TASK TO CARRY OUT
Restate the data word for word and leave the images out.

[Saved data entries]

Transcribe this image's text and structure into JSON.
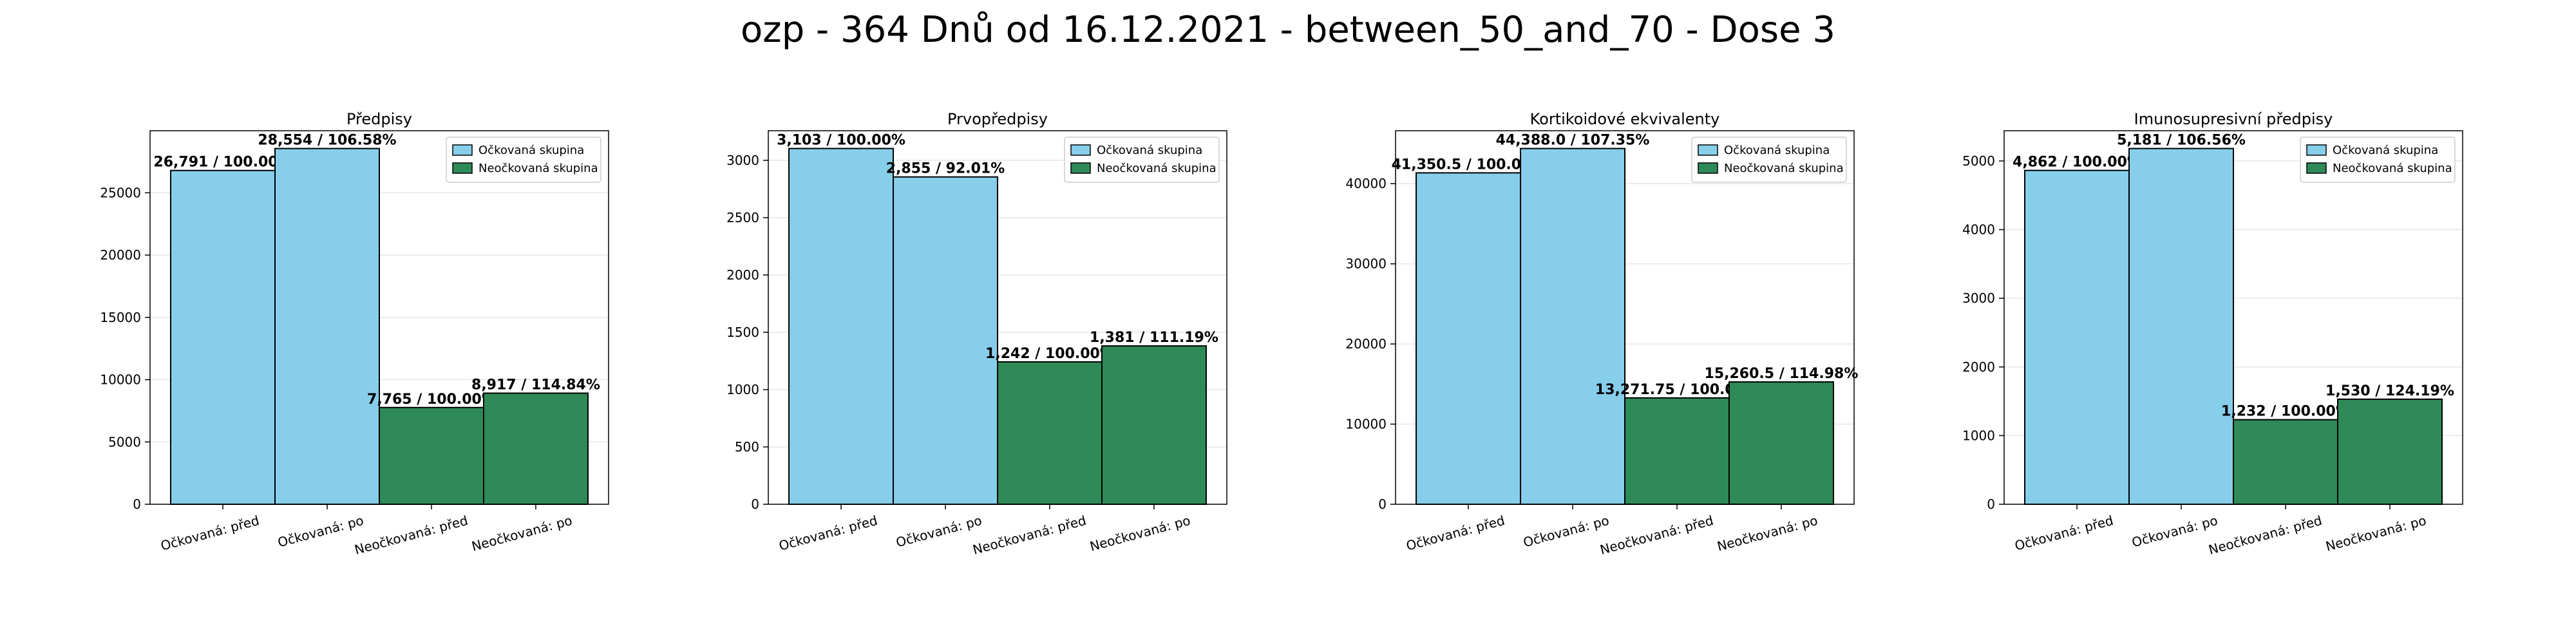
{
  "suptitle": "ozp - 364 Dnů od 16.12.2021 - between_50_and_70 - Dose 3",
  "colors": {
    "vaccinated": "#87ceeb",
    "unvaccinated": "#2e8b57",
    "edge": "#000000",
    "grid": "#e6e6e6"
  },
  "legend_labels": [
    "Očkovaná skupina",
    "Neočkovaná skupina"
  ],
  "chart_data": [
    {
      "type": "bar",
      "title": "Předpisy",
      "categories": [
        "Očkovaná: před",
        "Očkovaná: po",
        "Neočkovaná: před",
        "Neočkovaná: po"
      ],
      "values": [
        26791,
        28554,
        7765,
        8917
      ],
      "data_labels": [
        "26,791 / 100.00%",
        "28,554 / 106.58%",
        "7,765 / 100.00%",
        "8,917 / 114.84%"
      ],
      "groups": [
        "vaccinated",
        "vaccinated",
        "unvaccinated",
        "unvaccinated"
      ],
      "yticks": [
        0,
        5000,
        10000,
        15000,
        20000,
        25000
      ],
      "ylim": [
        0,
        29982
      ],
      "grid": true,
      "legend": "top-right"
    },
    {
      "type": "bar",
      "title": "Prvopředpisy",
      "categories": [
        "Očkovaná: před",
        "Očkovaná: po",
        "Neočkovaná: před",
        "Neočkovaná: po"
      ],
      "values": [
        3103,
        2855,
        1242,
        1381
      ],
      "data_labels": [
        "3,103 / 100.00%",
        "2,855 / 92.01%",
        "1,242 / 100.00%",
        "1,381 / 111.19%"
      ],
      "groups": [
        "vaccinated",
        "vaccinated",
        "unvaccinated",
        "unvaccinated"
      ],
      "yticks": [
        0,
        500,
        1000,
        1500,
        2000,
        2500,
        3000
      ],
      "ylim": [
        0,
        3258
      ],
      "grid": true,
      "legend": "top-right"
    },
    {
      "type": "bar",
      "title": "Kortikoidové ekvivalenty",
      "categories": [
        "Očkovaná: před",
        "Očkovaná: po",
        "Neočkovaná: před",
        "Neočkovaná: po"
      ],
      "values": [
        41350.5,
        44388.0,
        13271.75,
        15260.5
      ],
      "data_labels": [
        "41,350.5 / 100.00%",
        "44,388.0 / 107.35%",
        "13,271.75 / 100.00%",
        "15,260.5 / 114.98%"
      ],
      "groups": [
        "vaccinated",
        "vaccinated",
        "unvaccinated",
        "unvaccinated"
      ],
      "yticks": [
        0,
        10000,
        20000,
        30000,
        40000
      ],
      "ylim": [
        0,
        46607
      ],
      "grid": true,
      "legend": "top-right"
    },
    {
      "type": "bar",
      "title": "Imunosupresivní předpisy",
      "categories": [
        "Očkovaná: před",
        "Očkovaná: po",
        "Neočkovaná: před",
        "Neočkovaná: po"
      ],
      "values": [
        4862,
        5181,
        1232,
        1530
      ],
      "data_labels": [
        "4,862 / 100.00%",
        "5,181 / 106.56%",
        "1,232 / 100.00%",
        "1,530 / 124.19%"
      ],
      "groups": [
        "vaccinated",
        "vaccinated",
        "unvaccinated",
        "unvaccinated"
      ],
      "yticks": [
        0,
        1000,
        2000,
        3000,
        4000,
        5000
      ],
      "ylim": [
        0,
        5440
      ],
      "grid": true,
      "legend": "top-right"
    }
  ]
}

WRITTEN RESPONSE
Transcribe this image's text and structure into JSON.
{
  "suptitle": "ozp - 364 Dnů od 16.12.2021 - between_50_and_70 - Dose 3",
  "colors": {
    "vaccinated": "#87ceeb",
    "unvaccinated": "#2e8b57",
    "edge": "#000000",
    "grid": "#e6e6e6"
  },
  "legend_labels": [
    "Očkovaná skupina",
    "Neočkovaná skupina"
  ],
  "chart_data": [
    {
      "type": "bar",
      "title": "Předpisy",
      "categories": [
        "Očkovaná: před",
        "Očkovaná: po",
        "Neočkovaná: před",
        "Neočkovaná: po"
      ],
      "values": [
        26791,
        28554,
        7765,
        8917
      ],
      "data_labels": [
        "26,791 / 100.00%",
        "28,554 / 106.58%",
        "7,765 / 100.00%",
        "8,917 / 114.84%"
      ],
      "groups": [
        "vaccinated",
        "vaccinated",
        "unvaccinated",
        "unvaccinated"
      ],
      "yticks": [
        0,
        5000,
        10000,
        15000,
        20000,
        25000
      ],
      "ylim": [
        0,
        29982
      ],
      "grid": true,
      "legend": "top-right"
    },
    {
      "type": "bar",
      "title": "Prvopředpisy",
      "categories": [
        "Očkovaná: před",
        "Očkovaná: po",
        "Neočkovaná: před",
        "Neočkovaná: po"
      ],
      "values": [
        3103,
        2855,
        1242,
        1381
      ],
      "data_labels": [
        "3,103 / 100.00%",
        "2,855 / 92.01%",
        "1,242 / 100.00%",
        "1,381 / 111.19%"
      ],
      "groups": [
        "vaccinated",
        "vaccinated",
        "unvaccinated",
        "unvaccinated"
      ],
      "yticks": [
        0,
        500,
        1000,
        1500,
        2000,
        2500,
        3000
      ],
      "ylim": [
        0,
        3258
      ],
      "grid": true,
      "legend": "top-right"
    },
    {
      "type": "bar",
      "title": "Kortikoidové ekvivalenty",
      "categories": [
        "Očkovaná: před",
        "Očkovaná: po",
        "Neočkovaná: před",
        "Neočkovaná: po"
      ],
      "values": [
        41350.5,
        44388.0,
        13271.75,
        15260.5
      ],
      "data_labels": [
        "41,350.5 / 100.00%",
        "44,388.0 / 107.35%",
        "13,271.75 / 100.00%",
        "15,260.5 / 114.98%"
      ],
      "groups": [
        "vaccinated",
        "vaccinated",
        "unvaccinated",
        "unvaccinated"
      ],
      "yticks": [
        0,
        10000,
        20000,
        30000,
        40000
      ],
      "ylim": [
        0,
        46607
      ],
      "grid": true,
      "legend": "top-right"
    },
    {
      "type": "bar",
      "title": "Imunosupresivní předpisy",
      "categories": [
        "Očkovaná: před",
        "Očkovaná: po",
        "Neočkovaná: před",
        "Neočkovaná: po"
      ],
      "values": [
        4862,
        5181,
        1232,
        1530
      ],
      "data_labels": [
        "4,862 / 100.00%",
        "5,181 / 106.56%",
        "1,232 / 100.00%",
        "1,530 / 124.19%"
      ],
      "groups": [
        "vaccinated",
        "vaccinated",
        "unvaccinated",
        "unvaccinated"
      ],
      "yticks": [
        0,
        1000,
        2000,
        3000,
        4000,
        5000
      ],
      "ylim": [
        0,
        5440
      ],
      "grid": true,
      "legend": "top-right"
    }
  ]
}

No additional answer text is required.